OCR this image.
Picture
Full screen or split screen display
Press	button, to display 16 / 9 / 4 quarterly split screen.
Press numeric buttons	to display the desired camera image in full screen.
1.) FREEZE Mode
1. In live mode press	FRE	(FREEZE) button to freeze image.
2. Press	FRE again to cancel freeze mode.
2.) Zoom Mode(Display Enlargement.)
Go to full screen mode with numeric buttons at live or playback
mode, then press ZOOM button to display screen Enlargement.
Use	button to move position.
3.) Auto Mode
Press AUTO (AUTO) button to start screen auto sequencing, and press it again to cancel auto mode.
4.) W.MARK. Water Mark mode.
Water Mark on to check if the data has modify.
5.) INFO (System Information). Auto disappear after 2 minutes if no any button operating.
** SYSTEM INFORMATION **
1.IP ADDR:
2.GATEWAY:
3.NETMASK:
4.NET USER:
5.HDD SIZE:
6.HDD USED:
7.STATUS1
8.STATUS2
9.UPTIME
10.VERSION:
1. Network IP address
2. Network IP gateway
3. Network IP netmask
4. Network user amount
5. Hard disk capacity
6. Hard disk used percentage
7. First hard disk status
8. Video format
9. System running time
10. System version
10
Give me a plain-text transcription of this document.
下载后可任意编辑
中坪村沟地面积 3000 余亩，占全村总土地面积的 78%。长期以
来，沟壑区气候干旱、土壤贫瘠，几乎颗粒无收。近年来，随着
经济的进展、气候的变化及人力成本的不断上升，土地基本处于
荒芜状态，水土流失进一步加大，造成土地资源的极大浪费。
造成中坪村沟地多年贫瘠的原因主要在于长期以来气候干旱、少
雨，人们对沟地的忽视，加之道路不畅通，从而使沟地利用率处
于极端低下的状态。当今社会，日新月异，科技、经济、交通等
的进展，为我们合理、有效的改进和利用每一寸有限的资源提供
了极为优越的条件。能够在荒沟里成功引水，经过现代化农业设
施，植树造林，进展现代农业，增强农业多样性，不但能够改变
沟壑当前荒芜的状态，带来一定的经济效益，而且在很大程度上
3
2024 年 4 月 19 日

======

# SET EXERCISE:
Return the lines above, from the one containing "Give me a plain-text" to the end, exactly as they stand.

# SOLUTION FOR THIS EXERCISE:
Give me a plain-text transcription of this document.
下载后可任意编辑
中坪村沟地面积 3000 余亩，占全村总土地面积的 78%。长期以
来，沟壑区气候干旱、土壤贫瘠，几乎颗粒无收。近年来，随着
经济的进展、气候的变化及人力成本的不断上升，土地基本处于
荒芜状态，水土流失进一步加大，造成土地资源的极大浪费。
造成中坪村沟地多年贫瘠的原因主要在于长期以来气候干旱、少
雨，人们对沟地的忽视，加之道路不畅通，从而使沟地利用率处
于极端低下的状态。当今社会，日新月异，科技、经济、交通等
的进展，为我们合理、有效的改进和利用每一寸有限的资源提供
了极为优越的条件。能够在荒沟里成功引水，经过现代化农业设
施，植树造林，进展现代农业，增强农业多样性，不但能够改变
沟壑当前荒芜的状态，带来一定的经济效益，而且在很大程度上
3
2024 年 4 月 19 日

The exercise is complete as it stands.